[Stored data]
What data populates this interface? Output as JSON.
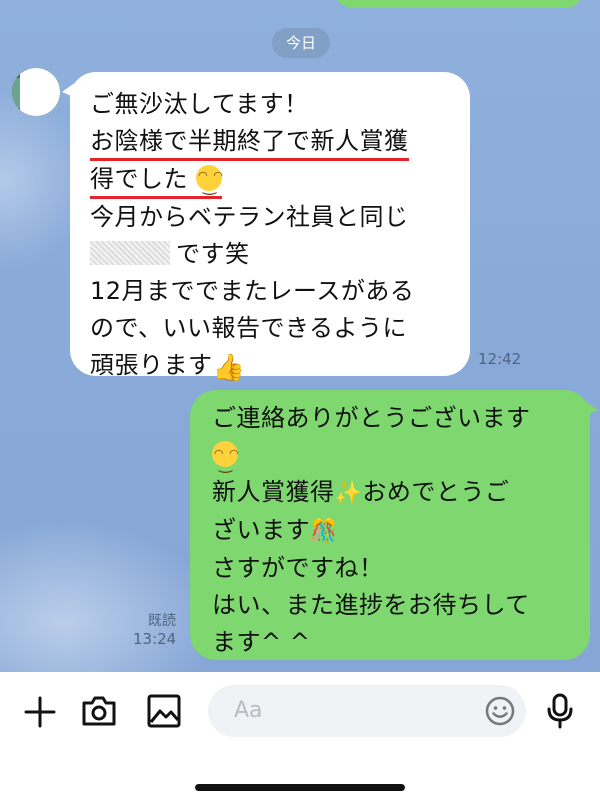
{
  "chat": {
    "date_label": "今日",
    "incoming": {
      "lines": [
        "ご無沙汰してます！",
        "お陰様で半期終了で新人賞獲",
        "得でした",
        "今月からベテラン社員と同じ",
        "です笑",
        "12月まででまたレースがある",
        "ので、いい報告できるように",
        "頑張ります"
      ],
      "time": "12:42"
    },
    "outgoing": {
      "lines": [
        "ご連絡ありがとうございます",
        "新人賞獲得",
        "おめでとうご",
        "ざいます",
        "さすがですね！",
        "はい、また進捗をお待ちして",
        "ます^ ^"
      ],
      "read_label": "既読",
      "time": "13:24"
    },
    "colors": {
      "background": "#8aaad8",
      "outgoing_bubble": "#7ed86f",
      "incoming_bubble": "#ffffff",
      "underline": "#e5232d"
    }
  },
  "input_bar": {
    "placeholder": "Aa",
    "icons": [
      "plus-icon",
      "camera-icon",
      "image-icon",
      "emoji-icon",
      "mic-icon"
    ]
  }
}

**WHAT TO DO**. Give every record again exactly, apart from the pictures, which stay out.

**IN RESPONSE**.
What data populates this interface? Output as JSON.
{
  "chat": {
    "date_label": "今日",
    "incoming": {
      "lines": [
        "ご無沙汰してます！",
        "お陰様で半期終了で新人賞獲",
        "得でした",
        "今月からベテラン社員と同じ",
        "です笑",
        "12月まででまたレースがある",
        "ので、いい報告できるように",
        "頑張ります"
      ],
      "time": "12:42"
    },
    "outgoing": {
      "lines": [
        "ご連絡ありがとうございます",
        "新人賞獲得",
        "おめでとうご",
        "ざいます",
        "さすがですね！",
        "はい、また進捗をお待ちして",
        "ます^ ^"
      ],
      "read_label": "既読",
      "time": "13:24"
    },
    "colors": {
      "background": "#8aaad8",
      "outgoing_bubble": "#7ed86f",
      "incoming_bubble": "#ffffff",
      "underline": "#e5232d"
    }
  },
  "input_bar": {
    "placeholder": "Aa",
    "icons": [
      "plus-icon",
      "camera-icon",
      "image-icon",
      "emoji-icon",
      "mic-icon"
    ]
  }
}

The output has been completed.